> Data lines:
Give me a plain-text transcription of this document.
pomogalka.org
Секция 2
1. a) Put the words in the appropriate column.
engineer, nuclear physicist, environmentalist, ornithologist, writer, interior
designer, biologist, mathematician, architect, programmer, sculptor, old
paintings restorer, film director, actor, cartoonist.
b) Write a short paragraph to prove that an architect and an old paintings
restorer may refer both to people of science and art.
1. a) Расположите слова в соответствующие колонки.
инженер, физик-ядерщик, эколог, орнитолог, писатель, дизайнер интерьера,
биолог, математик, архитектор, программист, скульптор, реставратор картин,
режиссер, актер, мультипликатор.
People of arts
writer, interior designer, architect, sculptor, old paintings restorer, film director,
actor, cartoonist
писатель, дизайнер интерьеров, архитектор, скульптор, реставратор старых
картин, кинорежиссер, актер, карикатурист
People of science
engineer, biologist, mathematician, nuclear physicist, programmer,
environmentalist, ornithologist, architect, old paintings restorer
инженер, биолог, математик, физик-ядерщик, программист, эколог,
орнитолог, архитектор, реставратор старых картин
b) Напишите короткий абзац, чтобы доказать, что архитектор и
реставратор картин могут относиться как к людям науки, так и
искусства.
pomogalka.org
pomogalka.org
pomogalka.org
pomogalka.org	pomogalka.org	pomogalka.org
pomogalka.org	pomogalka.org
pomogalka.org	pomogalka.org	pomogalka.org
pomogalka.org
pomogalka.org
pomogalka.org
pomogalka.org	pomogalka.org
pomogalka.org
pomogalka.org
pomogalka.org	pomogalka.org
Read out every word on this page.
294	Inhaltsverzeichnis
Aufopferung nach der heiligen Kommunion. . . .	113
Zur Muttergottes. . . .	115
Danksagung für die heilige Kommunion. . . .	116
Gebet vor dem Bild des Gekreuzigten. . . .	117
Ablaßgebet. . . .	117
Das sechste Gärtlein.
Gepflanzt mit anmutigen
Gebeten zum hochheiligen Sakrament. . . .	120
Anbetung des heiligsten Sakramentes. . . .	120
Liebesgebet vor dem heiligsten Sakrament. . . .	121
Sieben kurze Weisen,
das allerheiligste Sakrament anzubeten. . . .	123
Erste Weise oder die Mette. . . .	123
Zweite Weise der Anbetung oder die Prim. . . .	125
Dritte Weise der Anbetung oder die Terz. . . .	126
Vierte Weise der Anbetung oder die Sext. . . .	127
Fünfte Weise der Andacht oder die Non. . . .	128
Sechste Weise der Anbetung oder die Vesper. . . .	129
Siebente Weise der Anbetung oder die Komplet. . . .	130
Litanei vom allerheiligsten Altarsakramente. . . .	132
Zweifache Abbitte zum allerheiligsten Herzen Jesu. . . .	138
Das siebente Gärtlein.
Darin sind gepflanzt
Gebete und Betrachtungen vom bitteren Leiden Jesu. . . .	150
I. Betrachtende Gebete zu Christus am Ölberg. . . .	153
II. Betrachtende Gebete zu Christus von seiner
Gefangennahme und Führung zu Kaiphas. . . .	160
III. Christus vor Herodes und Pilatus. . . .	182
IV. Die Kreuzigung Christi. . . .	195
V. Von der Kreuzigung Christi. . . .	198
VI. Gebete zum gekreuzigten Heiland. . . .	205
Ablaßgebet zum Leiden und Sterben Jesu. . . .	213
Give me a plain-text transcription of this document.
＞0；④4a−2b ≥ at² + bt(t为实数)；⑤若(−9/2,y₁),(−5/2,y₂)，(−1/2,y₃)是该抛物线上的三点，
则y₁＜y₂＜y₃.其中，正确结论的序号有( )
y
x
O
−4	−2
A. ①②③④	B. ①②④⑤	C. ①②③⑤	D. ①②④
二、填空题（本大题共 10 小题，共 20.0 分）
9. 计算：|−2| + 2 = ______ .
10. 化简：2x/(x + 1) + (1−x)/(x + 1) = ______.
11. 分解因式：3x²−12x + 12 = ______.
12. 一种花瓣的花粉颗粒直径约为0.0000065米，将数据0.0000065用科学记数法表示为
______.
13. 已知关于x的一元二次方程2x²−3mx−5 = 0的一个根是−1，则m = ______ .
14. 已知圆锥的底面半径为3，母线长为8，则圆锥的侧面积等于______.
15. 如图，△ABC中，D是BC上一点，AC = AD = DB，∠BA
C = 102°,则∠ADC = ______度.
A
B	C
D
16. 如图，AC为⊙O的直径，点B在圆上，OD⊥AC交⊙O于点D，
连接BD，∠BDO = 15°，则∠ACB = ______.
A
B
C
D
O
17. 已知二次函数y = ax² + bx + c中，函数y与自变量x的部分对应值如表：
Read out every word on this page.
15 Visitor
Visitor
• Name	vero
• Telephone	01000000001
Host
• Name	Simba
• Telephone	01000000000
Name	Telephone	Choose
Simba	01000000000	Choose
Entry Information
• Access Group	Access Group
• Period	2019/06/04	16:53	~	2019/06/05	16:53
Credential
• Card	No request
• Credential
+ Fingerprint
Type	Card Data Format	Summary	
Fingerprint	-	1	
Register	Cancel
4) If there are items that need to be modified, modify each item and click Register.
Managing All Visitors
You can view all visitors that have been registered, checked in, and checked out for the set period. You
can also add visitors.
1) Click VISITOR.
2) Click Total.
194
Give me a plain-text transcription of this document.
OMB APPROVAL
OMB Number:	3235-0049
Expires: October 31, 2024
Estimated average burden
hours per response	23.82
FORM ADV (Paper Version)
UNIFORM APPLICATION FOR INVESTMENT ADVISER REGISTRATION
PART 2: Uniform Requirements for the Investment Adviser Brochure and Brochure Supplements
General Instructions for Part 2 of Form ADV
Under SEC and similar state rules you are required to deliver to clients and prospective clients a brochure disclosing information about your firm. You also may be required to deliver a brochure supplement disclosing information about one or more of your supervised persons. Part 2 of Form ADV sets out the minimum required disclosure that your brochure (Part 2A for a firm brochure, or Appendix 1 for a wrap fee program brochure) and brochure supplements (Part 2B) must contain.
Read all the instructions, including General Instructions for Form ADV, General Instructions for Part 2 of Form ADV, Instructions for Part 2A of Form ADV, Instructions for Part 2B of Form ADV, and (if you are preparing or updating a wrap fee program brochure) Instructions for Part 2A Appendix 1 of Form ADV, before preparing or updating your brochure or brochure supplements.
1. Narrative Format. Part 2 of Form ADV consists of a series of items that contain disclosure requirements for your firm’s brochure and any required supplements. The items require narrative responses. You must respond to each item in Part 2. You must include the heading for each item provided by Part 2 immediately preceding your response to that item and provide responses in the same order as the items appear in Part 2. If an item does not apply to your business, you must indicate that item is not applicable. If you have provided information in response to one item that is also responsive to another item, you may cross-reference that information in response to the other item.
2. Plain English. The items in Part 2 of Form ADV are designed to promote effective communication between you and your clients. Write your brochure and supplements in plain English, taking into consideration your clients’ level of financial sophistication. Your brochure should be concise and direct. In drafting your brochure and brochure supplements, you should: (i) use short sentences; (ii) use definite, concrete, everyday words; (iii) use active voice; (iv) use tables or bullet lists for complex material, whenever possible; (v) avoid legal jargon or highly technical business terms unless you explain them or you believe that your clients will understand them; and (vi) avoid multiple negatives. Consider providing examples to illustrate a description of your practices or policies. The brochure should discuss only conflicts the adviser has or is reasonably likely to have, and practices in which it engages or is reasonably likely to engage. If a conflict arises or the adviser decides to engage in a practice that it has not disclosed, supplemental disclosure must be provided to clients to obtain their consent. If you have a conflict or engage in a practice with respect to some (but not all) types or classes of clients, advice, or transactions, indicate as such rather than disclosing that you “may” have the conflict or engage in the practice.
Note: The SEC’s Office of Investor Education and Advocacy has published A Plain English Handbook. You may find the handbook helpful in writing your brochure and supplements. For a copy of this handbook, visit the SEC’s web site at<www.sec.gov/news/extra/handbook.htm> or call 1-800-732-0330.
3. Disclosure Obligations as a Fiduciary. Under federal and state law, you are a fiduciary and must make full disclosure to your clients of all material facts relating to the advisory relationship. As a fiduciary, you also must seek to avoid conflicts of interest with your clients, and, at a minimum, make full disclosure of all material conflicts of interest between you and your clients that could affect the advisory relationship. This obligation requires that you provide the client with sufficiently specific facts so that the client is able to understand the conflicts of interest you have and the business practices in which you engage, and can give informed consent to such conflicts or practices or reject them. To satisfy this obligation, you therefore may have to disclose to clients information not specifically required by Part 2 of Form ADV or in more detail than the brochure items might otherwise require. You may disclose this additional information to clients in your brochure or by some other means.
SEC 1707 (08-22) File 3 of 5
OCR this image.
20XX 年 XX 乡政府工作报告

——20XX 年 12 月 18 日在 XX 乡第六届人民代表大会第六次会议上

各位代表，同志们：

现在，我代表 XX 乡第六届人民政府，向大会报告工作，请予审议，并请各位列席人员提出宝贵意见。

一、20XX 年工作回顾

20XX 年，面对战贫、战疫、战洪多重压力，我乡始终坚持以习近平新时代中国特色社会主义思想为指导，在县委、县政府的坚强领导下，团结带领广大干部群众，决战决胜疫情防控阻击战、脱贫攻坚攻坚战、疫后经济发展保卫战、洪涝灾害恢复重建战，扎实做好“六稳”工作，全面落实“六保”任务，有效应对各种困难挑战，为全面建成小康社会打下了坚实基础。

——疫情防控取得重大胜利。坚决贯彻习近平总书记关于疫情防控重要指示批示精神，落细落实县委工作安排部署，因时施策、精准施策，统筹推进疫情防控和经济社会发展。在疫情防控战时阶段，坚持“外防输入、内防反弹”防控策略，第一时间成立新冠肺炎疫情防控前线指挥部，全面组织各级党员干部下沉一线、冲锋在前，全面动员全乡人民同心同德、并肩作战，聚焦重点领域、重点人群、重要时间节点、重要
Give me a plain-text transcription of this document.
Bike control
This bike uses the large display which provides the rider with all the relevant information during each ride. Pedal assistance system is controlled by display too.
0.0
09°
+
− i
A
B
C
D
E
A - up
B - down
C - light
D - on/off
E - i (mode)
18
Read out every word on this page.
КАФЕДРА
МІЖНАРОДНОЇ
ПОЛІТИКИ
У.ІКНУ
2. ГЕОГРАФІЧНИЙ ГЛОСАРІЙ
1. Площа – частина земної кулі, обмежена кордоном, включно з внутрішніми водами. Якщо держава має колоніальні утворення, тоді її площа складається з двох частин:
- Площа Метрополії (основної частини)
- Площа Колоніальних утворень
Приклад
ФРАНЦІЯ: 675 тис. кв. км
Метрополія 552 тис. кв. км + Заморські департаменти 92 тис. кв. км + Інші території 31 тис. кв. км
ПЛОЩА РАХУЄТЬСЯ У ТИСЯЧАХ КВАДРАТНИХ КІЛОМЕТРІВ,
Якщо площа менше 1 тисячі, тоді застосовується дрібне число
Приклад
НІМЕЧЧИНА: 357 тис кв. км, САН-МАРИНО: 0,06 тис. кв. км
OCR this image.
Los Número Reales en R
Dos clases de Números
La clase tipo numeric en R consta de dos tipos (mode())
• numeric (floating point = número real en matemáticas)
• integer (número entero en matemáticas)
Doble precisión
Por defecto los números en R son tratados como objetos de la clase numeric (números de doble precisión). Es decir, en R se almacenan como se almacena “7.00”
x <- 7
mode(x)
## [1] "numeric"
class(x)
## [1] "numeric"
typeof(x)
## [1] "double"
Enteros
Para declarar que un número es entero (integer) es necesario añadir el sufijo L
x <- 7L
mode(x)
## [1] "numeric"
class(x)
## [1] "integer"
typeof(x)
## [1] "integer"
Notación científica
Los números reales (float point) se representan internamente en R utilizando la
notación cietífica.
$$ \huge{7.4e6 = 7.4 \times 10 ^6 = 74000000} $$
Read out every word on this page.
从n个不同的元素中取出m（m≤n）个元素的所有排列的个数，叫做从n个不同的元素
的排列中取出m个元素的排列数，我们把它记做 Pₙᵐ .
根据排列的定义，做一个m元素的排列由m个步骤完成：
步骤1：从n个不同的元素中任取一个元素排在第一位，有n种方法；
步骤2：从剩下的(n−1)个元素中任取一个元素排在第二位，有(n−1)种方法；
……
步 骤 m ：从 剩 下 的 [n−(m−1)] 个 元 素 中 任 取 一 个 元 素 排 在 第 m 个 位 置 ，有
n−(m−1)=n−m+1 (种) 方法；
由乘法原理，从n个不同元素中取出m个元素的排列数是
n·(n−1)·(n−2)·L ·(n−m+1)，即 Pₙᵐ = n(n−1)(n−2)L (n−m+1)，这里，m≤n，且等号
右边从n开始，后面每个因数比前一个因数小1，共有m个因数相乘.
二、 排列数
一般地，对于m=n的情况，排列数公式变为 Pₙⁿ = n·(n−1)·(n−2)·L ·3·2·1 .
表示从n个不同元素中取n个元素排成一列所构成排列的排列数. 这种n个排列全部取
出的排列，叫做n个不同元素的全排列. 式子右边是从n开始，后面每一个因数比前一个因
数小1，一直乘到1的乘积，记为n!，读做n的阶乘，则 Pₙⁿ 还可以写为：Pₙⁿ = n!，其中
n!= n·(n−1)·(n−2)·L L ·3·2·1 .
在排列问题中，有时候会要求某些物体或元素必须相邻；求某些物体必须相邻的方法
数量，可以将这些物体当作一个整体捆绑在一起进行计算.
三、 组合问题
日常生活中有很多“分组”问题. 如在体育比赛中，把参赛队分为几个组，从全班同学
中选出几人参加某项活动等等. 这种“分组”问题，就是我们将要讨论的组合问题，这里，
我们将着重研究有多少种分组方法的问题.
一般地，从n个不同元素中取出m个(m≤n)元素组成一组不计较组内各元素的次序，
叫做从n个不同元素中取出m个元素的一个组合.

> Exercise objective: Copy each line of the records that contains the word "Appendix".

> Full response:
Under SEC and similar state rules you are required to deliver to clients and prospective clients a brochure disclosing information about your firm. You also may be required to deliver a brochure supplement disclosing information about one or more of your supervised persons. Part 2 of Form ADV sets out the minimum required disclosure that your brochure (Part 2A for a firm brochure, or Appendix 1 for a wrap fee program brochure) and brochure supplements (Part 2B) must contain.
Read all the instructions, including General Instructions for Form ADV, General Instructions for Part 2 of Form ADV, Instructions for Part 2A of Form ADV, Instructions for Part 2B of Form ADV, and (if you are preparing or updating a wrap fee program brochure) Instructions for Part 2A Appendix 1 of Form ADV, before preparing or updating your brochure or brochure supplements.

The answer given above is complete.